EXERCISE DETAILS ->
Only the pictures are to be left out; set down the rest of the records exactly.

DATA FOR THE TASK ->
● ● ●

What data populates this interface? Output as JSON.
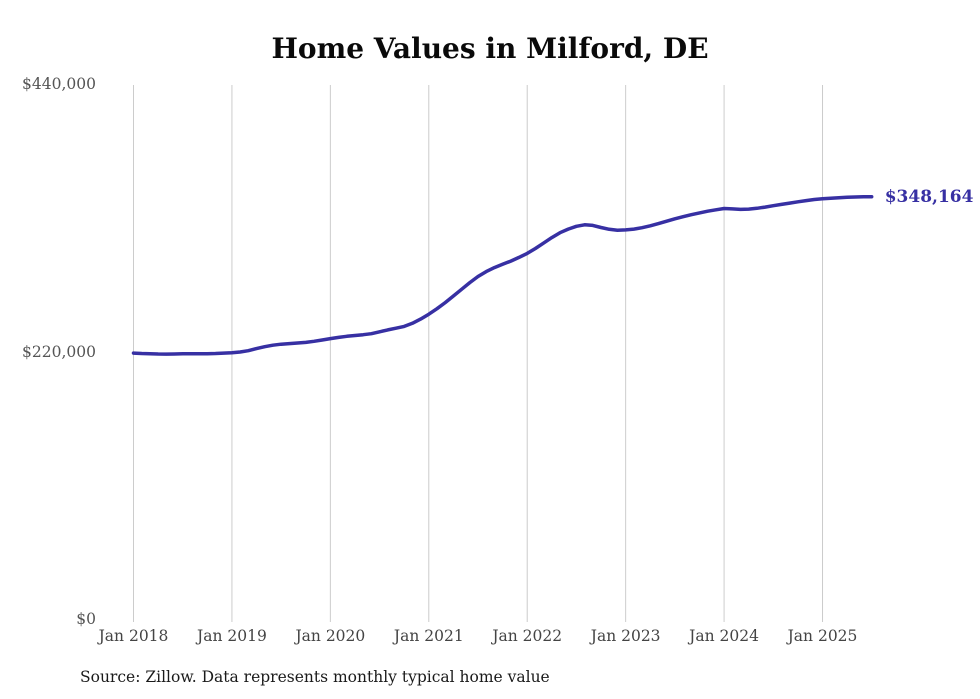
{
  "chart_data": {
    "type": "line",
    "title": "Home Values in Milford, DE",
    "source_note": "Source: Zillow. Data represents monthly typical home value",
    "end_label": "$348,164",
    "end_value": 348164,
    "line_color": "#3730a3",
    "grid_color": "#cccccc",
    "label_color": "#555555",
    "ylim": [
      0,
      440000
    ],
    "grid": "vertical-only",
    "legend_position": "none",
    "yticks": [
      {
        "value": 0,
        "label": "$0"
      },
      {
        "value": 220000,
        "label": "$220,000"
      },
      {
        "value": 440000,
        "label": "$440,000"
      }
    ],
    "xticks": [
      "Jan 2018",
      "Jan 2019",
      "Jan 2020",
      "Jan 2021",
      "Jan 2022",
      "Jan 2023",
      "Jan 2024",
      "Jan 2025"
    ],
    "x_start": "2018-01",
    "x_end": "2025-07",
    "x_interval": "monthly",
    "series": [
      {
        "name": "Typical home value",
        "values": [
          219500,
          219200,
          219000,
          218800,
          218700,
          218800,
          218900,
          219000,
          219000,
          219000,
          219200,
          219500,
          219800,
          220400,
          221500,
          223200,
          224800,
          226000,
          226800,
          227300,
          227800,
          228300,
          229200,
          230300,
          231400,
          232400,
          233300,
          234000,
          234600,
          235500,
          237000,
          238600,
          240000,
          241500,
          244000,
          247500,
          251500,
          256000,
          261000,
          266500,
          272000,
          277500,
          282500,
          286500,
          289800,
          292500,
          295200,
          298200,
          301500,
          305500,
          310000,
          314500,
          318500,
          321500,
          323800,
          325000,
          324500,
          322800,
          321300,
          320600,
          320800,
          321500,
          322600,
          324200,
          326000,
          328000,
          330000,
          331700,
          333300,
          334800,
          336200,
          337400,
          338400,
          338100,
          337700,
          337900,
          338600,
          339600,
          340700,
          341800,
          342900,
          343900,
          344900,
          345800,
          346400,
          346900,
          347300,
          347600,
          347900,
          348050,
          348164
        ]
      }
    ]
  }
}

● ● ●

TASK ANSWER ->
What data populates this interface? Output as JSON.
{
  "chart_data": {
    "type": "line",
    "title": "Home Values in Milford, DE",
    "source_note": "Source: Zillow. Data represents monthly typical home value",
    "end_label": "$348,164",
    "end_value": 348164,
    "line_color": "#3730a3",
    "grid_color": "#cccccc",
    "label_color": "#555555",
    "ylim": [
      0,
      440000
    ],
    "grid": "vertical-only",
    "legend_position": "none",
    "yticks": [
      {
        "value": 0,
        "label": "$0"
      },
      {
        "value": 220000,
        "label": "$220,000"
      },
      {
        "value": 440000,
        "label": "$440,000"
      }
    ],
    "xticks": [
      "Jan 2018",
      "Jan 2019",
      "Jan 2020",
      "Jan 2021",
      "Jan 2022",
      "Jan 2023",
      "Jan 2024",
      "Jan 2025"
    ],
    "x_start": "2018-01",
    "x_end": "2025-07",
    "x_interval": "monthly",
    "series": [
      {
        "name": "Typical home value",
        "values": [
          219500,
          219200,
          219000,
          218800,
          218700,
          218800,
          218900,
          219000,
          219000,
          219000,
          219200,
          219500,
          219800,
          220400,
          221500,
          223200,
          224800,
          226000,
          226800,
          227300,
          227800,
          228300,
          229200,
          230300,
          231400,
          232400,
          233300,
          234000,
          234600,
          235500,
          237000,
          238600,
          240000,
          241500,
          244000,
          247500,
          251500,
          256000,
          261000,
          266500,
          272000,
          277500,
          282500,
          286500,
          289800,
          292500,
          295200,
          298200,
          301500,
          305500,
          310000,
          314500,
          318500,
          321500,
          323800,
          325000,
          324500,
          322800,
          321300,
          320600,
          320800,
          321500,
          322600,
          324200,
          326000,
          328000,
          330000,
          331700,
          333300,
          334800,
          336200,
          337400,
          338400,
          338100,
          337700,
          337900,
          338600,
          339600,
          340700,
          341800,
          342900,
          343900,
          344900,
          345800,
          346400,
          346900,
          347300,
          347600,
          347900,
          348050,
          348164
        ]
      }
    ]
  }
}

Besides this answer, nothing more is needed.